■ Objective ■
Pick out each line containing the string "icon" and copy it.

■ Stored records ■

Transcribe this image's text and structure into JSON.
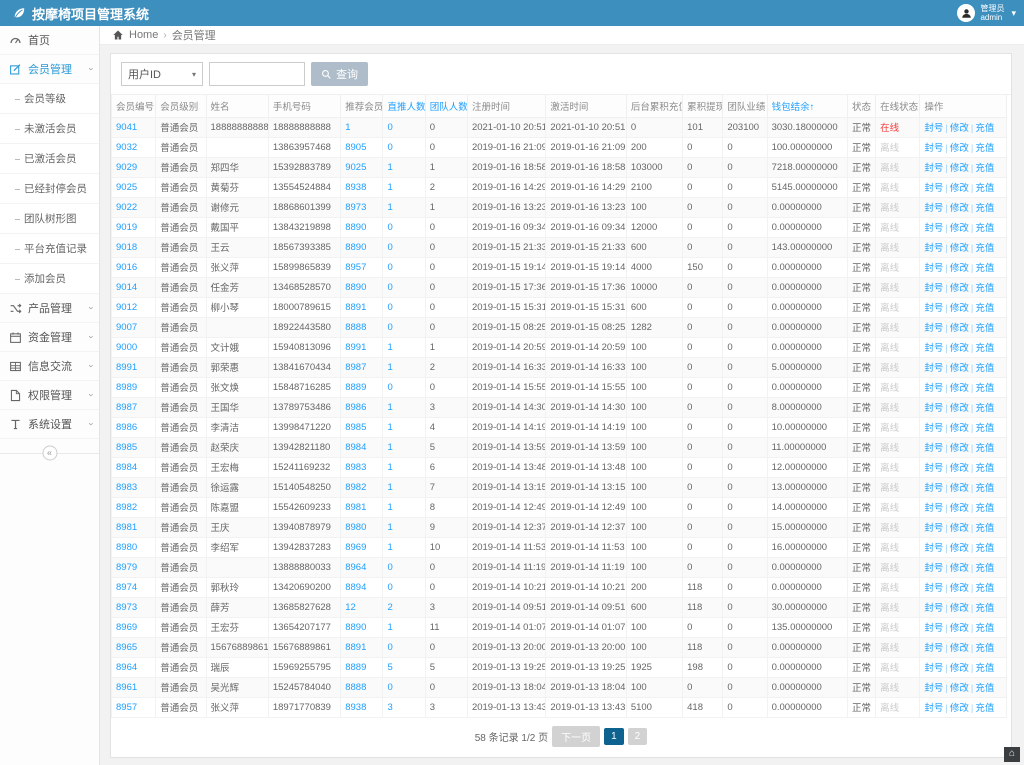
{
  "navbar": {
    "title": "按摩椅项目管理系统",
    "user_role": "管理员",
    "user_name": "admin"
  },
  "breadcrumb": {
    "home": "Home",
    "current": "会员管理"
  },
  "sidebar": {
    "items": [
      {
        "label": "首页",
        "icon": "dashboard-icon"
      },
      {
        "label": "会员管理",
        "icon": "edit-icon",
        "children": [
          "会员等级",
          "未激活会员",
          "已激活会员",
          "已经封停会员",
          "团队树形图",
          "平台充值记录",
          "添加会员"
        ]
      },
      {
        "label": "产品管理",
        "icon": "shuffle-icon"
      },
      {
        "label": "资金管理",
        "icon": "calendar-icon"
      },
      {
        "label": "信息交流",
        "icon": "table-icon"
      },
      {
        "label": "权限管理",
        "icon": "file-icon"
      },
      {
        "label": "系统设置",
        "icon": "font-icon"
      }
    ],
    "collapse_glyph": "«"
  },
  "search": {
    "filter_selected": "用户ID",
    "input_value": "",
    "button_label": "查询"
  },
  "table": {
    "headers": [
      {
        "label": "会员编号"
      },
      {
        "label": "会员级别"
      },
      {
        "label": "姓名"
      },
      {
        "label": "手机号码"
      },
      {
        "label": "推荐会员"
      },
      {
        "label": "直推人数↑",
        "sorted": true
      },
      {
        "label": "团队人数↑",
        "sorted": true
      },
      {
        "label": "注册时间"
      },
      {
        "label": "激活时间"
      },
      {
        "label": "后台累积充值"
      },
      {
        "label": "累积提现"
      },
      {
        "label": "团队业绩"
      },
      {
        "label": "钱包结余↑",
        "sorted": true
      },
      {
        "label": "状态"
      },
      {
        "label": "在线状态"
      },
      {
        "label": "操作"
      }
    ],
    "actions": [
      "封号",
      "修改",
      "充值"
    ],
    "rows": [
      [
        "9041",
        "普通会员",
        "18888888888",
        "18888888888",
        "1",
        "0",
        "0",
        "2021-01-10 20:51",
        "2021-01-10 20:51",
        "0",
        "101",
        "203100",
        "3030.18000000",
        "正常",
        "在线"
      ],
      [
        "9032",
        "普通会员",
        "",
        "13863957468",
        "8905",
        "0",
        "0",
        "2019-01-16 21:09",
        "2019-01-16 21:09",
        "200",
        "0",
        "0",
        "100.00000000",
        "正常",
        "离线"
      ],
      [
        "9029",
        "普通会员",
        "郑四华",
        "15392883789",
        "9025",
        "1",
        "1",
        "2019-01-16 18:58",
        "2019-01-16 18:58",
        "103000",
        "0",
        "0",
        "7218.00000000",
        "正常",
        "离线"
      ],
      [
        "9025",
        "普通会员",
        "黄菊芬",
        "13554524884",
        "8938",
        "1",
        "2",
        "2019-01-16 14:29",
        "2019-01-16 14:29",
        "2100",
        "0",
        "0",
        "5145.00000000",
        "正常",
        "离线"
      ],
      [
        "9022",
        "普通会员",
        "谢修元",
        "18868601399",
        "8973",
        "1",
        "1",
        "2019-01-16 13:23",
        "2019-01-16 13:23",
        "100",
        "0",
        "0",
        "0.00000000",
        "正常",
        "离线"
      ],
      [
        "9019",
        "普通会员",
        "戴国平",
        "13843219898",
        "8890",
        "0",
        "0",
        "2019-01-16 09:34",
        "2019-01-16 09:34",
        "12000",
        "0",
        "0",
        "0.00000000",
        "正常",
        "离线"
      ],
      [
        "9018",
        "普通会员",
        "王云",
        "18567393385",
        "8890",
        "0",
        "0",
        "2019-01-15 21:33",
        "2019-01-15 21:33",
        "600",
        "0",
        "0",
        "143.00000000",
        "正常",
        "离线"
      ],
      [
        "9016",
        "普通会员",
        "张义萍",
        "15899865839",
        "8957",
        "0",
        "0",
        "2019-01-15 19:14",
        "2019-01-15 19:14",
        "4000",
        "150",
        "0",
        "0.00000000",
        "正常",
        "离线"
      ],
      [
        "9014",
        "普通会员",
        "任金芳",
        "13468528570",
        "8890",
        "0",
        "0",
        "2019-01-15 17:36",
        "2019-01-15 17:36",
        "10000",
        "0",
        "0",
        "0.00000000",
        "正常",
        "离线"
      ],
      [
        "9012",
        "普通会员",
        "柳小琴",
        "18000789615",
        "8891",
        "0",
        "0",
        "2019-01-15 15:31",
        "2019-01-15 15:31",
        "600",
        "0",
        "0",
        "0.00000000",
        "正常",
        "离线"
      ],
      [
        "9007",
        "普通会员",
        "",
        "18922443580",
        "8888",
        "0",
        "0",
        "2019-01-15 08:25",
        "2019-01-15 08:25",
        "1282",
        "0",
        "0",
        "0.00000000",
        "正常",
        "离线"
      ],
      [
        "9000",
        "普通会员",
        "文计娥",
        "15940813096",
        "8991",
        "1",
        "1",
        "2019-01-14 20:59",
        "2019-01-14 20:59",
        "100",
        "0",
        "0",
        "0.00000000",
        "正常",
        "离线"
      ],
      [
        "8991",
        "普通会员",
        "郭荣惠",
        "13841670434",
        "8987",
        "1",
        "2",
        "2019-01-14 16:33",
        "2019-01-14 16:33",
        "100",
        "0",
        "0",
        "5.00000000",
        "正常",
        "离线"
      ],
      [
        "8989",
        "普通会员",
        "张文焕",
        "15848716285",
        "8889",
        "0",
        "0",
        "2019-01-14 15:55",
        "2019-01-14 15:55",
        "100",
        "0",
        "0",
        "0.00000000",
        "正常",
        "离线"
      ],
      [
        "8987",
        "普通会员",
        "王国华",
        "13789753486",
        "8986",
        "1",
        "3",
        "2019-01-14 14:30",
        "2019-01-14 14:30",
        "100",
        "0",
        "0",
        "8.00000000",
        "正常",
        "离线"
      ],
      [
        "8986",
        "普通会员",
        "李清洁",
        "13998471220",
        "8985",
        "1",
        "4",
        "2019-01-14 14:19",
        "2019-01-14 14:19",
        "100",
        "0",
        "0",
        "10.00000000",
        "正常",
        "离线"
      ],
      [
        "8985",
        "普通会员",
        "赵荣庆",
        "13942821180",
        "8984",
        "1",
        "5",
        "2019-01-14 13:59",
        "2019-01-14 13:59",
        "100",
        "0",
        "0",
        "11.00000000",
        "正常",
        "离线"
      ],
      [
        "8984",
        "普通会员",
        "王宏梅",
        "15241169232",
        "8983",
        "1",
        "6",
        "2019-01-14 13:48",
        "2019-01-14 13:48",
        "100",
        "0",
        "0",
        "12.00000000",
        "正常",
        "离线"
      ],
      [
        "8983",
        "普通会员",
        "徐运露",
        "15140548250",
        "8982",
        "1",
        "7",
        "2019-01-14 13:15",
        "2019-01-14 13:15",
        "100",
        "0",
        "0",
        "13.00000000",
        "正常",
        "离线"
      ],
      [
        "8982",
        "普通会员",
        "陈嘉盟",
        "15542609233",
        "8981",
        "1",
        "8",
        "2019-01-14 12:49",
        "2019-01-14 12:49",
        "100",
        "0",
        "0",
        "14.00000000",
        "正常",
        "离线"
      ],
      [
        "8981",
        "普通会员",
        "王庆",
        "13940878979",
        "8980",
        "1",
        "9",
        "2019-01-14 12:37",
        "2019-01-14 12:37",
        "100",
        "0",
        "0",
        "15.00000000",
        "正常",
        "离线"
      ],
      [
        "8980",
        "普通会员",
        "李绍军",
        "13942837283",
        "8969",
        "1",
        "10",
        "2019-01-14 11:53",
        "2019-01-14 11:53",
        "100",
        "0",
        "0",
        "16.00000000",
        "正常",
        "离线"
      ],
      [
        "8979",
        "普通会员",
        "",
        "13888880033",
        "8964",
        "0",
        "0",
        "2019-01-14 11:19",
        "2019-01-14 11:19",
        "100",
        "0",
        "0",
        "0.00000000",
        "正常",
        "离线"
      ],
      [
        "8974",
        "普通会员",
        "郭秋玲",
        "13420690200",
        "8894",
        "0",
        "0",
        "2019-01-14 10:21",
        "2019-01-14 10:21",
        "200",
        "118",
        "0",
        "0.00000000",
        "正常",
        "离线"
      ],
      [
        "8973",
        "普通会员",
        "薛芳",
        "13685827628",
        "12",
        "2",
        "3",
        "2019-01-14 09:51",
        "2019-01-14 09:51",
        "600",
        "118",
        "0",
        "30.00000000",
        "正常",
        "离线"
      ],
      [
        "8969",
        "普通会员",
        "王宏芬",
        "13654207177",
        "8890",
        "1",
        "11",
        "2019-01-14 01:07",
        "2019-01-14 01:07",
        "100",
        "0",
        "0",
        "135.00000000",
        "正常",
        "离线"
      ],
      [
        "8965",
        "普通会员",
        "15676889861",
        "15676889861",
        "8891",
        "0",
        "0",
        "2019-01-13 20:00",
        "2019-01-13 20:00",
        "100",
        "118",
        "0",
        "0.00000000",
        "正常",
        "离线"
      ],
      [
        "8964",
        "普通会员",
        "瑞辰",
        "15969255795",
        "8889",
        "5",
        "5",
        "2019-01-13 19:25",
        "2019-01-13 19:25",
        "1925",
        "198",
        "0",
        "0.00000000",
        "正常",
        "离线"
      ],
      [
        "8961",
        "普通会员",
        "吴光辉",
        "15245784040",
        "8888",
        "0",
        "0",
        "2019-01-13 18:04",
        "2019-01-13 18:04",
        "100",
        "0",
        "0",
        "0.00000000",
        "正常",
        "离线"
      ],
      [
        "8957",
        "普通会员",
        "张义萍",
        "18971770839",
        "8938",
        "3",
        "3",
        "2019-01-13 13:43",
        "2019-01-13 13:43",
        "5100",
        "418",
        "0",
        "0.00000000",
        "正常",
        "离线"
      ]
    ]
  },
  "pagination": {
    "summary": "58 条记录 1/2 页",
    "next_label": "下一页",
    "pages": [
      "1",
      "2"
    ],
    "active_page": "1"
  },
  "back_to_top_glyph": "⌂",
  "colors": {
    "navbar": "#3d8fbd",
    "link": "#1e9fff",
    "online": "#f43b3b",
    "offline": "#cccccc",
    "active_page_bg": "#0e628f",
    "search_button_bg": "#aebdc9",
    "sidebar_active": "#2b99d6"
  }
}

---

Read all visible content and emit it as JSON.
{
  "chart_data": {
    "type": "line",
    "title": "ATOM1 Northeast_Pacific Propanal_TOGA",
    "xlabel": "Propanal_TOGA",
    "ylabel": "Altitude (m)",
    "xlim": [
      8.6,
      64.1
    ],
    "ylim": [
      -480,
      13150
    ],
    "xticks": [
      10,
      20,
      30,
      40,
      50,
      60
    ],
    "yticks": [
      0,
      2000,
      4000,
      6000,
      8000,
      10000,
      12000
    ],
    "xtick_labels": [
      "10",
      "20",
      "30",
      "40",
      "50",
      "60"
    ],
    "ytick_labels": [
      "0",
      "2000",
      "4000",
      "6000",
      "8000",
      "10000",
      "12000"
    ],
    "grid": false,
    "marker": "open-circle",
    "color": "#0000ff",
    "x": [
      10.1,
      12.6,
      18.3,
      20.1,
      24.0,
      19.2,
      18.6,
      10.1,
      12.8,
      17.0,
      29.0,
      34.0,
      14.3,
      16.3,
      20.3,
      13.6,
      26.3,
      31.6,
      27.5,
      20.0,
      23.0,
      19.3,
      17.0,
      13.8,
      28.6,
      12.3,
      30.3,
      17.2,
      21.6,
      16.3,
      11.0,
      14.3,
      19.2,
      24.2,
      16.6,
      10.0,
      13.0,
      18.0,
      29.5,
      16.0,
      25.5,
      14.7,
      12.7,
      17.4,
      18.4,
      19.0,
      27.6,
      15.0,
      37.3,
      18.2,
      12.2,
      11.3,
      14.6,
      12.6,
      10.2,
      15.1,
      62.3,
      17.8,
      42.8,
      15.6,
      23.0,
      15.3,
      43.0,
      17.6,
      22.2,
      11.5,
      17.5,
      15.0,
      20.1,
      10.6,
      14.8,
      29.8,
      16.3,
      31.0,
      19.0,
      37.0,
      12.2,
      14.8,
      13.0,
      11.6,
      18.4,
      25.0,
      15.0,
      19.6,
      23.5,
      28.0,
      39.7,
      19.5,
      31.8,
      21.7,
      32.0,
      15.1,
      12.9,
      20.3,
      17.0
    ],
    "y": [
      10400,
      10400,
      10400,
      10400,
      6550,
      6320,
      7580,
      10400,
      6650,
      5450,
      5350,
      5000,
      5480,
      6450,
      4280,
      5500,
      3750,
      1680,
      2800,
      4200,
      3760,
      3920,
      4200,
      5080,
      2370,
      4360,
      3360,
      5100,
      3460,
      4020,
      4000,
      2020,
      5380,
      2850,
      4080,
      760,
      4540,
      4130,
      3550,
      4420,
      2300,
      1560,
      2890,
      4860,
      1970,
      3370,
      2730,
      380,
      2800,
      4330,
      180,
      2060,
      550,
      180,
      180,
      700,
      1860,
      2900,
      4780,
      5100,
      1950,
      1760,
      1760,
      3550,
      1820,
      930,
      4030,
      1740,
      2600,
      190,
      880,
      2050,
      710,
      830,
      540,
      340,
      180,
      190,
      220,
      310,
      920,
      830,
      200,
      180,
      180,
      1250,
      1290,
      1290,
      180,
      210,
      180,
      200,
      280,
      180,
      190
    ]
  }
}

■ Answer to this exercise ■
        "icon": "dashboard-icon"
        "icon": "edit-icon",
        "icon": "shuffle-icon"
        "icon": "calendar-icon"
        "icon": "table-icon"
        "icon": "file-icon"
        "icon": "font-icon"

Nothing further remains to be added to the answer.